# REQUIRED TASK:
Extract the whole listing as it stands. Do not include the pictures.

# INPUT FOR THIS TASK:
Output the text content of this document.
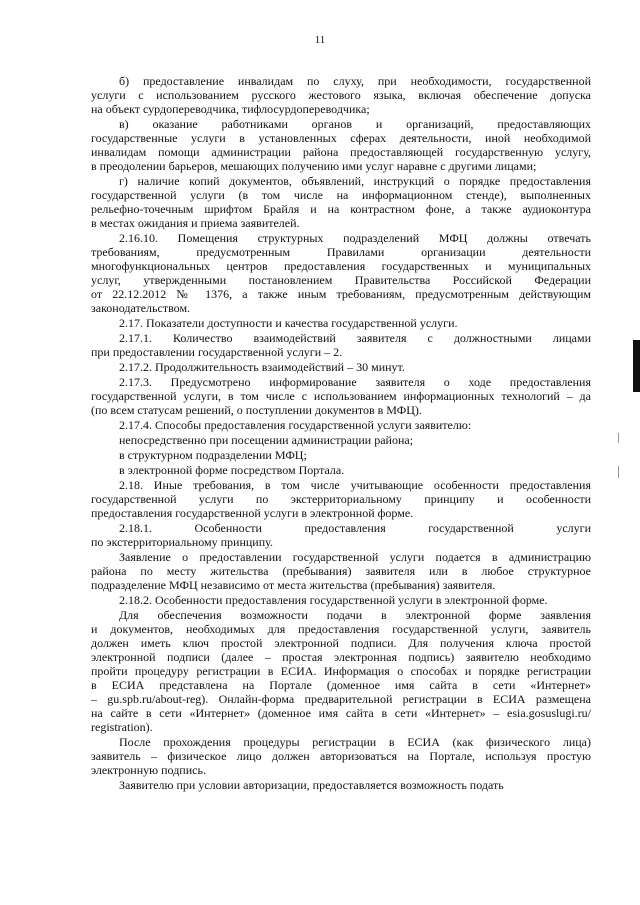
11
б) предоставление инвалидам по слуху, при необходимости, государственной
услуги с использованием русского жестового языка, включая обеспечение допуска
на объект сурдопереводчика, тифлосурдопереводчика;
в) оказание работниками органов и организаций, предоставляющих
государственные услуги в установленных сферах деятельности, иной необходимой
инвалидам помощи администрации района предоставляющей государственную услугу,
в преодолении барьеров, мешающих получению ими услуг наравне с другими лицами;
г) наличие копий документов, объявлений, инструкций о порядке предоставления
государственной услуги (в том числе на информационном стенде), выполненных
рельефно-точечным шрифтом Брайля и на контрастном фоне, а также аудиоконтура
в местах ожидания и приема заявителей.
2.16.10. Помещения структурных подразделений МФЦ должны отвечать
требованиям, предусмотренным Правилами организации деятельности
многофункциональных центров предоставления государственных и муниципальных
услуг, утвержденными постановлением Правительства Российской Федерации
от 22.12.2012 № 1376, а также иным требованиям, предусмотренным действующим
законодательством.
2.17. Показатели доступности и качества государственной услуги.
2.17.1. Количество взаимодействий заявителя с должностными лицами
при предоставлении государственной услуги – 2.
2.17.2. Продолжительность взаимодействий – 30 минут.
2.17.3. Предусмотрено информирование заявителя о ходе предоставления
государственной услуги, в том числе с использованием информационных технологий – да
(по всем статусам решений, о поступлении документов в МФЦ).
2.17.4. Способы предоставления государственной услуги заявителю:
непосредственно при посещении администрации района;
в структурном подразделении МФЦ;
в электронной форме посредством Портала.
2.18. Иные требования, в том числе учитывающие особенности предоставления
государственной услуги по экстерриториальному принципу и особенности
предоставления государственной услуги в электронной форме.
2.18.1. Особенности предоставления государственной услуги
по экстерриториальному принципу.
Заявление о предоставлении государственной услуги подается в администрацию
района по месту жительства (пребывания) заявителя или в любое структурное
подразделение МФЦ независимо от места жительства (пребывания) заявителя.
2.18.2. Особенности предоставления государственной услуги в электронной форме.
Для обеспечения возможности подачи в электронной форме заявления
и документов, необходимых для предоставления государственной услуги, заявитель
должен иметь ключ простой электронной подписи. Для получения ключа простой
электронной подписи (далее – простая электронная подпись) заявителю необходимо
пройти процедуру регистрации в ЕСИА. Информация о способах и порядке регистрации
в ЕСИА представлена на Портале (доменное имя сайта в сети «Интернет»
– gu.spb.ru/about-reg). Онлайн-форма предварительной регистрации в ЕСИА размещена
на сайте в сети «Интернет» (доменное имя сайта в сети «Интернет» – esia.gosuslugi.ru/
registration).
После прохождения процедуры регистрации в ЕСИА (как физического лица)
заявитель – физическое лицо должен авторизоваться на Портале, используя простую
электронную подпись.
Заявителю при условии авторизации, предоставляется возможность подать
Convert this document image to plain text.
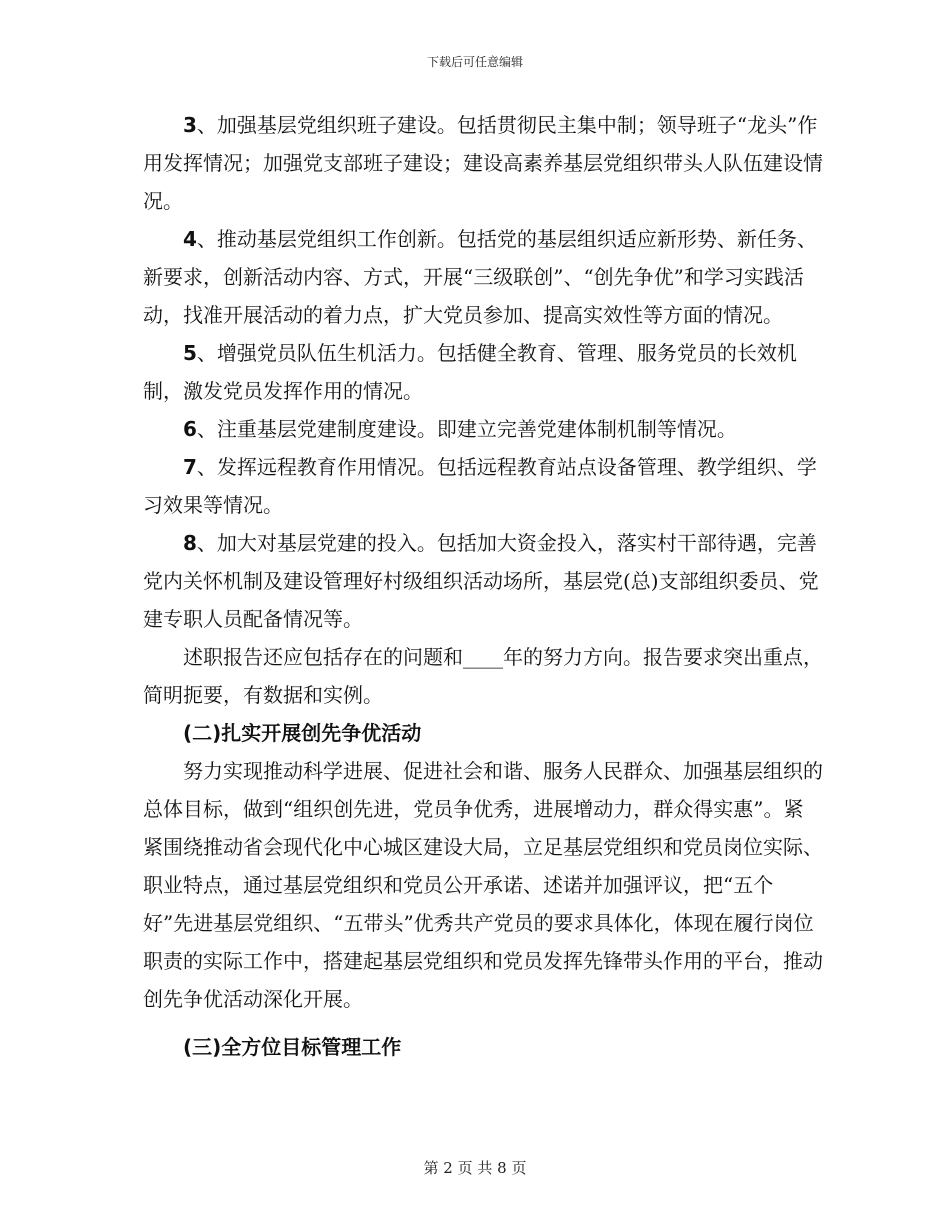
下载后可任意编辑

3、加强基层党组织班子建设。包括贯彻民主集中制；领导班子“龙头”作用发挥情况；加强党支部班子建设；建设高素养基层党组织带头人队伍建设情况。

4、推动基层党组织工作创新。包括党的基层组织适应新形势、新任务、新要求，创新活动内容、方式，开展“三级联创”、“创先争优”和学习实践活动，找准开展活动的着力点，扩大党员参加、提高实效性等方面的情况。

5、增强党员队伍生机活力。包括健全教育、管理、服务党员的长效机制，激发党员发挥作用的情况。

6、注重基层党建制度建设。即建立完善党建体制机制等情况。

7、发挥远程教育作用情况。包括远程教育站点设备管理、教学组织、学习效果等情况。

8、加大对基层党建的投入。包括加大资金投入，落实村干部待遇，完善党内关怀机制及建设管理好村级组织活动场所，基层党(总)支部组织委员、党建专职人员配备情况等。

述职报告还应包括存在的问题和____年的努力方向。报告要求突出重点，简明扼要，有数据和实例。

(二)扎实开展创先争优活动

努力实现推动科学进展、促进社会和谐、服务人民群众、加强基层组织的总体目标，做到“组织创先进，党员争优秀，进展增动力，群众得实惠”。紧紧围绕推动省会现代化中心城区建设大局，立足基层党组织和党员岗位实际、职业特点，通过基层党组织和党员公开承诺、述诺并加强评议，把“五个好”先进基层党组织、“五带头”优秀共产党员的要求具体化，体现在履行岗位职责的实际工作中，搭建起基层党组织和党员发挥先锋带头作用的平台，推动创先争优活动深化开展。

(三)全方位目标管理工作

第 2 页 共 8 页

# TASK RESULT:
Output the text content of this document.
11
б) предоставление инвалидам по слуху, при необходимости, государственной
услуги с использованием русского жестового языка, включая обеспечение допуска
на объект сурдопереводчика, тифлосурдопереводчика;
в) оказание работниками органов и организаций, предоставляющих
государственные услуги в установленных сферах деятельности, иной необходимой
инвалидам помощи администрации района предоставляющей государственную услугу,
в преодолении барьеров, мешающих получению ими услуг наравне с другими лицами;
г) наличие копий документов, объявлений, инструкций о порядке предоставления
государственной услуги (в том числе на информационном стенде), выполненных
рельефно-точечным шрифтом Брайля и на контрастном фоне, а также аудиоконтура
в местах ожидания и приема заявителей.
2.16.10. Помещения структурных подразделений МФЦ должны отвечать
требованиям, предусмотренным Правилами организации деятельности
многофункциональных центров предоставления государственных и муниципальных
услуг, утвержденными постановлением Правительства Российской Федерации
от 22.12.2012 № 1376, а также иным требованиям, предусмотренным действующим
законодательством.
2.17. Показатели доступности и качества государственной услуги.
2.17.1. Количество взаимодействий заявителя с должностными лицами
при предоставлении государственной услуги – 2.
2.17.2. Продолжительность взаимодействий – 30 минут.
2.17.3. Предусмотрено информирование заявителя о ходе предоставления
государственной услуги, в том числе с использованием информационных технологий – да
(по всем статусам решений, о поступлении документов в МФЦ).
2.17.4. Способы предоставления государственной услуги заявителю:
непосредственно при посещении администрации района;
в структурном подразделении МФЦ;
в электронной форме посредством Портала.
2.18. Иные требования, в том числе учитывающие особенности предоставления
государственной услуги по экстерриториальному принципу и особенности
предоставления государственной услуги в электронной форме.
2.18.1. Особенности предоставления государственной услуги
по экстерриториальному принципу.
Заявление о предоставлении государственной услуги подается в администрацию
района по месту жительства (пребывания) заявителя или в любое структурное
подразделение МФЦ независимо от места жительства (пребывания) заявителя.
2.18.2. Особенности предоставления государственной услуги в электронной форме.
Для обеспечения возможности подачи в электронной форме заявления
и документов, необходимых для предоставления государственной услуги, заявитель
должен иметь ключ простой электронной подписи. Для получения ключа простой
электронной подписи (далее – простая электронная подпись) заявителю необходимо
пройти процедуру регистрации в ЕСИА. Информация о способах и порядке регистрации
в ЕСИА представлена на Портале (доменное имя сайта в сети «Интернет»
– gu.spb.ru/about-reg). Онлайн-форма предварительной регистрации в ЕСИА размещена
на сайте в сети «Интернет» (доменное имя сайта в сети «Интернет» – esia.gosuslugi.ru/
registration).
После прохождения процедуры регистрации в ЕСИА (как физического лица)
заявитель – физическое лицо должен авторизоваться на Портале, используя простую
электронную подпись.
Заявителю при условии авторизации, предоставляется возможность подать
Convert this document image to plain text.
下载后可任意编辑

3、加强基层党组织班子建设。包括贯彻民主集中制；领导班子“龙头”作用发挥情况；加强党支部班子建设；建设高素养基层党组织带头人队伍建设情况。

4、推动基层党组织工作创新。包括党的基层组织适应新形势、新任务、新要求，创新活动内容、方式，开展“三级联创”、“创先争优”和学习实践活动，找准开展活动的着力点，扩大党员参加、提高实效性等方面的情况。

5、增强党员队伍生机活力。包括健全教育、管理、服务党员的长效机制，激发党员发挥作用的情况。

6、注重基层党建制度建设。即建立完善党建体制机制等情况。

7、发挥远程教育作用情况。包括远程教育站点设备管理、教学组织、学习效果等情况。

8、加大对基层党建的投入。包括加大资金投入，落实村干部待遇，完善党内关怀机制及建设管理好村级组织活动场所，基层党(总)支部组织委员、党建专职人员配备情况等。

述职报告还应包括存在的问题和____年的努力方向。报告要求突出重点，简明扼要，有数据和实例。

(二)扎实开展创先争优活动

努力实现推动科学进展、促进社会和谐、服务人民群众、加强基层组织的总体目标，做到“组织创先进，党员争优秀，进展增动力，群众得实惠”。紧紧围绕推动省会现代化中心城区建设大局，立足基层党组织和党员岗位实际、职业特点，通过基层党组织和党员公开承诺、述诺并加强评议，把“五个好”先进基层党组织、“五带头”优秀共产党员的要求具体化，体现在履行岗位职责的实际工作中，搭建起基层党组织和党员发挥先锋带头作用的平台，推动创先争优活动深化开展。

(三)全方位目标管理工作

第 2 页 共 8 页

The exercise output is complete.